-------- STORED ROWS
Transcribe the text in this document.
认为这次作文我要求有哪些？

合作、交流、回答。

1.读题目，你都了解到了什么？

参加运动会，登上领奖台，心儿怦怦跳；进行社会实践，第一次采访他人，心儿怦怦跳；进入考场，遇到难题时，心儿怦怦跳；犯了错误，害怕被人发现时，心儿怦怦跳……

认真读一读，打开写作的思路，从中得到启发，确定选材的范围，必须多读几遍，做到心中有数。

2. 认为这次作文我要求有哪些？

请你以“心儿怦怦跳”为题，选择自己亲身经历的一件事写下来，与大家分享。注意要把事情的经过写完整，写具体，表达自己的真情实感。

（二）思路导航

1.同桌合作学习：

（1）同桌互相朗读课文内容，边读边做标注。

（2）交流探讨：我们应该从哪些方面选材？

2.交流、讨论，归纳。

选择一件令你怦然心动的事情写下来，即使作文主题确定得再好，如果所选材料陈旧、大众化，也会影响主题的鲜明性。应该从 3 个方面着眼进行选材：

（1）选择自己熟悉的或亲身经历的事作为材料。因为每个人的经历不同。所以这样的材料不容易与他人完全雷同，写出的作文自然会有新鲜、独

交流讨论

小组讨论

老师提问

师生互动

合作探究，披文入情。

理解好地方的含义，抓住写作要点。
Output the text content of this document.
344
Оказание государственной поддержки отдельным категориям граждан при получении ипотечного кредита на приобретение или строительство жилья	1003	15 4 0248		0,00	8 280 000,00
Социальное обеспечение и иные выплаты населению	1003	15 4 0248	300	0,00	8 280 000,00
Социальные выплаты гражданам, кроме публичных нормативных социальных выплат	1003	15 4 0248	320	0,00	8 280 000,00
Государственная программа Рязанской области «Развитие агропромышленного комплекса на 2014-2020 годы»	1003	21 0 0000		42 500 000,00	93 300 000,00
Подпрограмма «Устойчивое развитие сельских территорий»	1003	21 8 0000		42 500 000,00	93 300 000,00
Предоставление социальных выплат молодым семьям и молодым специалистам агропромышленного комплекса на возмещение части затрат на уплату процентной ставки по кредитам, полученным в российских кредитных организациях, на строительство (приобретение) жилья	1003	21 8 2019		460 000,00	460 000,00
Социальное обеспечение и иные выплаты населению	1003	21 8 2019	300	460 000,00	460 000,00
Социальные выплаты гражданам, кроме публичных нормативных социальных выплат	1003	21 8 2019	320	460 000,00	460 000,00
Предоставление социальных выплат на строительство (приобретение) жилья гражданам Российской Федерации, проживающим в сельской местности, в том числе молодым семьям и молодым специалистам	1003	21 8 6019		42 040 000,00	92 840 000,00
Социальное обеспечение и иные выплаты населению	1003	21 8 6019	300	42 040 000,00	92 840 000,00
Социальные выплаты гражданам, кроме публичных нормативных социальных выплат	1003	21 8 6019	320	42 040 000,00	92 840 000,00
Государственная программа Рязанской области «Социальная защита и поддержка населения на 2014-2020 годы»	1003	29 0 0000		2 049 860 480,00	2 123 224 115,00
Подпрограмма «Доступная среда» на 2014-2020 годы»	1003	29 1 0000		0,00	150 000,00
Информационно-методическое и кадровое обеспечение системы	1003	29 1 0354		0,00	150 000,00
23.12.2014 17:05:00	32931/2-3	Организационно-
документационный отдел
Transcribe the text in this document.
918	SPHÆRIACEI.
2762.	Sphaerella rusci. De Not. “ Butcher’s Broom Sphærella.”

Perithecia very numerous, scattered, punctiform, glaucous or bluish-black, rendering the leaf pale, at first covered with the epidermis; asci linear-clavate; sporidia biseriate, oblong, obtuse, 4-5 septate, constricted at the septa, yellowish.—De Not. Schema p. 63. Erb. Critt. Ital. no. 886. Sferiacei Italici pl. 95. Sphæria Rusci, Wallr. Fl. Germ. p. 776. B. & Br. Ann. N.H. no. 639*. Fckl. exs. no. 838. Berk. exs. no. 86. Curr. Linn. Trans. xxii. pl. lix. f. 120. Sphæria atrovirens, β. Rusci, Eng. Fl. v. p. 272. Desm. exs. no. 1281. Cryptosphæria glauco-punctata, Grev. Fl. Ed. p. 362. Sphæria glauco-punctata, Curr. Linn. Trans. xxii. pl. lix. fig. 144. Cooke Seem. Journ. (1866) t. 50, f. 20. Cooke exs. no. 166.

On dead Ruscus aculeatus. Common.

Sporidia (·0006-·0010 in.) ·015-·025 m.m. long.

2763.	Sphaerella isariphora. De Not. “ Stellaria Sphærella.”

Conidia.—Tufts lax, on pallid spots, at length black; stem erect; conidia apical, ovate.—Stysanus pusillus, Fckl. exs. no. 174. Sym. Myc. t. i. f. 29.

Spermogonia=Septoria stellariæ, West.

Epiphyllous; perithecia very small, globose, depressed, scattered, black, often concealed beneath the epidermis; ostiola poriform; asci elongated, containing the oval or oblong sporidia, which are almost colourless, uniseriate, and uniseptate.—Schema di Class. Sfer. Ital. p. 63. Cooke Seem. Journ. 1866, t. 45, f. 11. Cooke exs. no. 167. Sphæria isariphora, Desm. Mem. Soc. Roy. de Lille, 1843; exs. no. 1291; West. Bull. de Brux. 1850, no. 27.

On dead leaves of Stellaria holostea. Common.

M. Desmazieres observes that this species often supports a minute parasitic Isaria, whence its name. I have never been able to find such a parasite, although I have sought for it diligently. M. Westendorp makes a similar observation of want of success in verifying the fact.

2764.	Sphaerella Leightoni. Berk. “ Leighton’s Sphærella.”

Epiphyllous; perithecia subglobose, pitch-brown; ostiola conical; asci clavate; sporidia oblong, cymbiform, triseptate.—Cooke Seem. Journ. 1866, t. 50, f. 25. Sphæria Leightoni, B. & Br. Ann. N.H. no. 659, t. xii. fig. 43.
----------------
GIVEN INSTRUCTION: Identify and copy the lines holding the word "心儿怦怦跳".

RESPONSE TO THE TASK:
参加运动会，登上领奖台，心儿怦怦跳；进行社会实践，第一次采访他人，心儿怦怦跳；进入考场，遇到难题时，心儿怦怦跳；犯了错误，害怕被人发现时，心儿怦怦跳……
请你以“心儿怦怦跳”为题，选择自己亲身经历的一件事写下来，与大家分享。注意要把事情的经过写完整，写具体，表达自己的真情实感。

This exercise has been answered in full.